- Given request -
Retype each entry below exactly as it stands.

-------- Material to process

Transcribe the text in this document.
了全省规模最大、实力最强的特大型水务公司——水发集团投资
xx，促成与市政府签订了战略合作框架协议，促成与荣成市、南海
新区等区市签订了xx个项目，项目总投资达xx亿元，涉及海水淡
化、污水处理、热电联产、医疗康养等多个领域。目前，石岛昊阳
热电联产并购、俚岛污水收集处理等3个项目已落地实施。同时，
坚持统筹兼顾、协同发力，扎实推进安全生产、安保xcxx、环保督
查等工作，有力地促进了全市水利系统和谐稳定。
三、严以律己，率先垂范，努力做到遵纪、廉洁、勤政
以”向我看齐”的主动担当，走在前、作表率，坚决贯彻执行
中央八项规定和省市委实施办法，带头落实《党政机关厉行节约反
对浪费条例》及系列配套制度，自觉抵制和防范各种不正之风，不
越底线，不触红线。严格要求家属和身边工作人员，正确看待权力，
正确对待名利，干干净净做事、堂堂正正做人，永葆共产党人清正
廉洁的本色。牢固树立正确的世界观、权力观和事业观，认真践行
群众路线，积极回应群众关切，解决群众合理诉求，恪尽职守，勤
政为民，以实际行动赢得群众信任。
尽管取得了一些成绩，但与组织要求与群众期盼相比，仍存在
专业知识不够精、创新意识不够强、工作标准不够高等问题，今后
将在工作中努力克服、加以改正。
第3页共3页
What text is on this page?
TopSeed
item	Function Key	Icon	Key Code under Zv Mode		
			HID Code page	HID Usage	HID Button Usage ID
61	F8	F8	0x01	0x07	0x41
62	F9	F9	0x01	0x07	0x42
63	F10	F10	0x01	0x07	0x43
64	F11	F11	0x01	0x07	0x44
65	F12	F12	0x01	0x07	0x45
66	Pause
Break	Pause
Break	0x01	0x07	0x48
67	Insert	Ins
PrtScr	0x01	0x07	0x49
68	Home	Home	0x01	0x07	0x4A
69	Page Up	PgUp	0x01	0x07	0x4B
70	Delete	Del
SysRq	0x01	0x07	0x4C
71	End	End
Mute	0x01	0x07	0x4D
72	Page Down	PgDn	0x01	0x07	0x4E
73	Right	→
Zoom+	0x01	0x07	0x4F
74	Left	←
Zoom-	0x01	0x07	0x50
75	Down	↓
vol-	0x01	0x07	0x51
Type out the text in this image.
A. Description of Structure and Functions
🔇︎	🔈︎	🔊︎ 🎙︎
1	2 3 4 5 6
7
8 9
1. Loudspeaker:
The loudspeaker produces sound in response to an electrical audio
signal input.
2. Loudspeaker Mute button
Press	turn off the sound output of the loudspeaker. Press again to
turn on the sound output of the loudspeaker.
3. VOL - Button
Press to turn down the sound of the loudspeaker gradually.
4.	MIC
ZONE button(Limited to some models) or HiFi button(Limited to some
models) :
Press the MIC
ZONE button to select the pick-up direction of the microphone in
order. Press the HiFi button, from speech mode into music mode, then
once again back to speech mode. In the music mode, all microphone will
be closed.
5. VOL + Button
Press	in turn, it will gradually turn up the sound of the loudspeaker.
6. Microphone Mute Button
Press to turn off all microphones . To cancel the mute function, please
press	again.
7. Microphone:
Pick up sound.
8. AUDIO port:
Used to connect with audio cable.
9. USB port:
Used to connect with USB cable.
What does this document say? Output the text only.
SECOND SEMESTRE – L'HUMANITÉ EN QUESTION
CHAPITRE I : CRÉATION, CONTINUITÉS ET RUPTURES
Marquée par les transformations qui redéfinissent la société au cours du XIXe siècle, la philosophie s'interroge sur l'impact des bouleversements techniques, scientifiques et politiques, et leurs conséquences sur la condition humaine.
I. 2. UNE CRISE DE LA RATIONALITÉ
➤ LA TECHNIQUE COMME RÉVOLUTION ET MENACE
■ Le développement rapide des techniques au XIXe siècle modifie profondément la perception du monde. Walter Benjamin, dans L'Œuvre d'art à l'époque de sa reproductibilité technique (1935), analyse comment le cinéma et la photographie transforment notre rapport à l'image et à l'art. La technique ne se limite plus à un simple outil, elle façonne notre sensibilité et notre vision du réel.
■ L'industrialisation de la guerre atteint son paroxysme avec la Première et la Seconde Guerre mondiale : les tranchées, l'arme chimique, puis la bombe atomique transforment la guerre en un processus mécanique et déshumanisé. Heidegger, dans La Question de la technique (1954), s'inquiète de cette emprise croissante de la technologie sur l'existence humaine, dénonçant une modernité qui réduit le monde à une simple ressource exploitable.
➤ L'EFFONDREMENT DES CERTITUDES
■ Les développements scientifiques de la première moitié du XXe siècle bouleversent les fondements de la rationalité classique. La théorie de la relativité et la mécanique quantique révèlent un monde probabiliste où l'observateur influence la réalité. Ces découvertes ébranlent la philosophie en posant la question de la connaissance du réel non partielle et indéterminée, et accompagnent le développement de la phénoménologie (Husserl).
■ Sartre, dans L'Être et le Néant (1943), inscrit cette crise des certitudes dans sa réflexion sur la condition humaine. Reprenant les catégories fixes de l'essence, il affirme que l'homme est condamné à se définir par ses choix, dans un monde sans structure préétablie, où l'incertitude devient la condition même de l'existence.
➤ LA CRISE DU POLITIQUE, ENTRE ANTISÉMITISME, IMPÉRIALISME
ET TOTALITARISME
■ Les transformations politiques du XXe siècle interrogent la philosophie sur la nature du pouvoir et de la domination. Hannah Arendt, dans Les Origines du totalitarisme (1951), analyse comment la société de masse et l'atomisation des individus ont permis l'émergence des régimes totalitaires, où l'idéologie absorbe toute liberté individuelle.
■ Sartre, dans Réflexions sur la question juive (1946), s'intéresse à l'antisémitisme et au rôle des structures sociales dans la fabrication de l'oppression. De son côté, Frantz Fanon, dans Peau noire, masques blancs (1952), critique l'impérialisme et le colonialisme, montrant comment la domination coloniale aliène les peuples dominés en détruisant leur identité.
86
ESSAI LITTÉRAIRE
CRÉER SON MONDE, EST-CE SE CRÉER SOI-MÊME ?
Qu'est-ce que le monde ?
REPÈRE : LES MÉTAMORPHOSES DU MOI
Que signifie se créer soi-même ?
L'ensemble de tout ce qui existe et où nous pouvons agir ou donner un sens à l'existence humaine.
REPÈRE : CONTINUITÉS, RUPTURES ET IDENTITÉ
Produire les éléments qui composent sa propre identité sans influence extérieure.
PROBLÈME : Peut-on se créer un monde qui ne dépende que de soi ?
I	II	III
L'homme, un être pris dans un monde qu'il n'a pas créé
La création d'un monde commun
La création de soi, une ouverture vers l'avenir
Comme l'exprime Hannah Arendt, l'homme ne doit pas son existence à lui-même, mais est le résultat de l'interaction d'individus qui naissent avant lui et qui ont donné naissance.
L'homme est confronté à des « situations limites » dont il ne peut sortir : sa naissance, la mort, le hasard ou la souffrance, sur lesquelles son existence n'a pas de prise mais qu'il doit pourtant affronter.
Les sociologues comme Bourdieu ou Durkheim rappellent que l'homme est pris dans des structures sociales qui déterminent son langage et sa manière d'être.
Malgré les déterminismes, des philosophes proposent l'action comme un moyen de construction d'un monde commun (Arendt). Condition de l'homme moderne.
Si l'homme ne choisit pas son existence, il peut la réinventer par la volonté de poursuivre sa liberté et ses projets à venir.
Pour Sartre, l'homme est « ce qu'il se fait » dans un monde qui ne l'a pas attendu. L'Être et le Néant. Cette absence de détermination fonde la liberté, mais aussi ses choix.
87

----------------

- Result -
Transcribe the text in this document.
了全省规模最大、实力最强的特大型水务公司——水发集团投资
xx，促成与市政府签订了战略合作框架协议，促成与荣成市、南海
新区等区市签订了xx个项目，项目总投资达xx亿元，涉及海水淡
化、污水处理、热电联产、医疗康养等多个领域。目前，石岛昊阳
热电联产并购、俚岛污水收集处理等3个项目已落地实施。同时，
坚持统筹兼顾、协同发力，扎实推进安全生产、安保xcxx、环保督
查等工作，有力地促进了全市水利系统和谐稳定。
三、严以律己，率先垂范，努力做到遵纪、廉洁、勤政
以”向我看齐”的主动担当，走在前、作表率，坚决贯彻执行
中央八项规定和省市委实施办法，带头落实《党政机关厉行节约反
对浪费条例》及系列配套制度，自觉抵制和防范各种不正之风，不
越底线，不触红线。严格要求家属和身边工作人员，正确看待权力，
正确对待名利，干干净净做事、堂堂正正做人，永葆共产党人清正
廉洁的本色。牢固树立正确的世界观、权力观和事业观，认真践行
群众路线，积极回应群众关切，解决群众合理诉求，恪尽职守，勤
政为民，以实际行动赢得群众信任。
尽管取得了一些成绩，但与组织要求与群众期盼相比，仍存在
专业知识不够精、创新意识不够强、工作标准不够高等问题，今后
将在工作中努力克服、加以改正。
第3页共3页
What text is on this page?
TopSeed
item	Function Key	Icon	Key Code under Zv Mode		
			HID Code page	HID Usage	HID Button Usage ID
61	F8	F8	0x01	0x07	0x41
62	F9	F9	0x01	0x07	0x42
63	F10	F10	0x01	0x07	0x43
64	F11	F11	0x01	0x07	0x44
65	F12	F12	0x01	0x07	0x45
66	Pause
Break	Pause
Break	0x01	0x07	0x48
67	Insert	Ins
PrtScr	0x01	0x07	0x49
68	Home	Home	0x01	0x07	0x4A
69	Page Up	PgUp	0x01	0x07	0x4B
70	Delete	Del
SysRq	0x01	0x07	0x4C
71	End	End
Mute	0x01	0x07	0x4D
72	Page Down	PgDn	0x01	0x07	0x4E
73	Right	→
Zoom+	0x01	0x07	0x4F
74	Left	←
Zoom-	0x01	0x07	0x50
75	Down	↓
vol-	0x01	0x07	0x51
Type out the text in this image.
A. Description of Structure and Functions
🔇︎	🔈︎	🔊︎ 🎙︎
1	2 3 4 5 6
7
8 9
1. Loudspeaker:
The loudspeaker produces sound in response to an electrical audio
signal input.
2. Loudspeaker Mute button
Press	turn off the sound output of the loudspeaker. Press again to
turn on the sound output of the loudspeaker.
3. VOL - Button
Press to turn down the sound of the loudspeaker gradually.
4.	MIC
ZONE button(Limited to some models) or HiFi button(Limited to some
models) :
Press the MIC
ZONE button to select the pick-up direction of the microphone in
order. Press the HiFi button, from speech mode into music mode, then
once again back to speech mode. In the music mode, all microphone will
be closed.
5. VOL + Button
Press	in turn, it will gradually turn up the sound of the loudspeaker.
6. Microphone Mute Button
Press to turn off all microphones . To cancel the mute function, please
press	again.
7. Microphone:
Pick up sound.
8. AUDIO port:
Used to connect with audio cable.
9. USB port:
Used to connect with USB cable.
What does this document say? Output the text only.
SECOND SEMESTRE – L'HUMANITÉ EN QUESTION
CHAPITRE I : CRÉATION, CONTINUITÉS ET RUPTURES
Marquée par les transformations qui redéfinissent la société au cours du XIXe siècle, la philosophie s'interroge sur l'impact des bouleversements techniques, scientifiques et politiques, et leurs conséquences sur la condition humaine.
I. 2. UNE CRISE DE LA RATIONALITÉ
➤ LA TECHNIQUE COMME RÉVOLUTION ET MENACE
■ Le développement rapide des techniques au XIXe siècle modifie profondément la perception du monde. Walter Benjamin, dans L'Œuvre d'art à l'époque de sa reproductibilité technique (1935), analyse comment le cinéma et la photographie transforment notre rapport à l'image et à l'art. La technique ne se limite plus à un simple outil, elle façonne notre sensibilité et notre vision du réel.
■ L'industrialisation de la guerre atteint son paroxysme avec la Première et la Seconde Guerre mondiale : les tranchées, l'arme chimique, puis la bombe atomique transforment la guerre en un processus mécanique et déshumanisé. Heidegger, dans La Question de la technique (1954), s'inquiète de cette emprise croissante de la technologie sur l'existence humaine, dénonçant une modernité qui réduit le monde à une simple ressource exploitable.
➤ L'EFFONDREMENT DES CERTITUDES
■ Les développements scientifiques de la première moitié du XXe siècle bouleversent les fondements de la rationalité classique. La théorie de la relativité et la mécanique quantique révèlent un monde probabiliste où l'observateur influence la réalité. Ces découvertes ébranlent la philosophie en posant la question de la connaissance du réel non partielle et indéterminée, et accompagnent le développement de la phénoménologie (Husserl).
■ Sartre, dans L'Être et le Néant (1943), inscrit cette crise des certitudes dans sa réflexion sur la condition humaine. Reprenant les catégories fixes de l'essence, il affirme que l'homme est condamné à se définir par ses choix, dans un monde sans structure préétablie, où l'incertitude devient la condition même de l'existence.
➤ LA CRISE DU POLITIQUE, ENTRE ANTISÉMITISME, IMPÉRIALISME
ET TOTALITARISME
■ Les transformations politiques du XXe siècle interrogent la philosophie sur la nature du pouvoir et de la domination. Hannah Arendt, dans Les Origines du totalitarisme (1951), analyse comment la société de masse et l'atomisation des individus ont permis l'émergence des régimes totalitaires, où l'idéologie absorbe toute liberté individuelle.
■ Sartre, dans Réflexions sur la question juive (1946), s'intéresse à l'antisémitisme et au rôle des structures sociales dans la fabrication de l'oppression. De son côté, Frantz Fanon, dans Peau noire, masques blancs (1952), critique l'impérialisme et le colonialisme, montrant comment la domination coloniale aliène les peuples dominés en détruisant leur identité.
86
ESSAI LITTÉRAIRE
CRÉER SON MONDE, EST-CE SE CRÉER SOI-MÊME ?
Qu'est-ce que le monde ?
REPÈRE : LES MÉTAMORPHOSES DU MOI
Que signifie se créer soi-même ?
L'ensemble de tout ce qui existe et où nous pouvons agir ou donner un sens à l'existence humaine.
REPÈRE : CONTINUITÉS, RUPTURES ET IDENTITÉ
Produire les éléments qui composent sa propre identité sans influence extérieure.
PROBLÈME : Peut-on se créer un monde qui ne dépende que de soi ?
I	II	III
L'homme, un être pris dans un monde qu'il n'a pas créé
La création d'un monde commun
La création de soi, une ouverture vers l'avenir
Comme l'exprime Hannah Arendt, l'homme ne doit pas son existence à lui-même, mais est le résultat de l'interaction d'individus qui naissent avant lui et qui ont donné naissance.
L'homme est confronté à des « situations limites » dont il ne peut sortir : sa naissance, la mort, le hasard ou la souffrance, sur lesquelles son existence n'a pas de prise mais qu'il doit pourtant affronter.
Les sociologues comme Bourdieu ou Durkheim rappellent que l'homme est pris dans des structures sociales qui déterminent son langage et sa manière d'être.
Malgré les déterminismes, des philosophes proposent l'action comme un moyen de construction d'un monde commun (Arendt). Condition de l'homme moderne.
Si l'homme ne choisit pas son existence, il peut la réinventer par la volonté de poursuivre sa liberté et ses projets à venir.
Pour Sartre, l'homme est « ce qu'il se fait » dans un monde qui ne l'a pas attendu. L'Être et le Néant. Cette absence de détermination fonde la liberté, mais aussi ses choix.
87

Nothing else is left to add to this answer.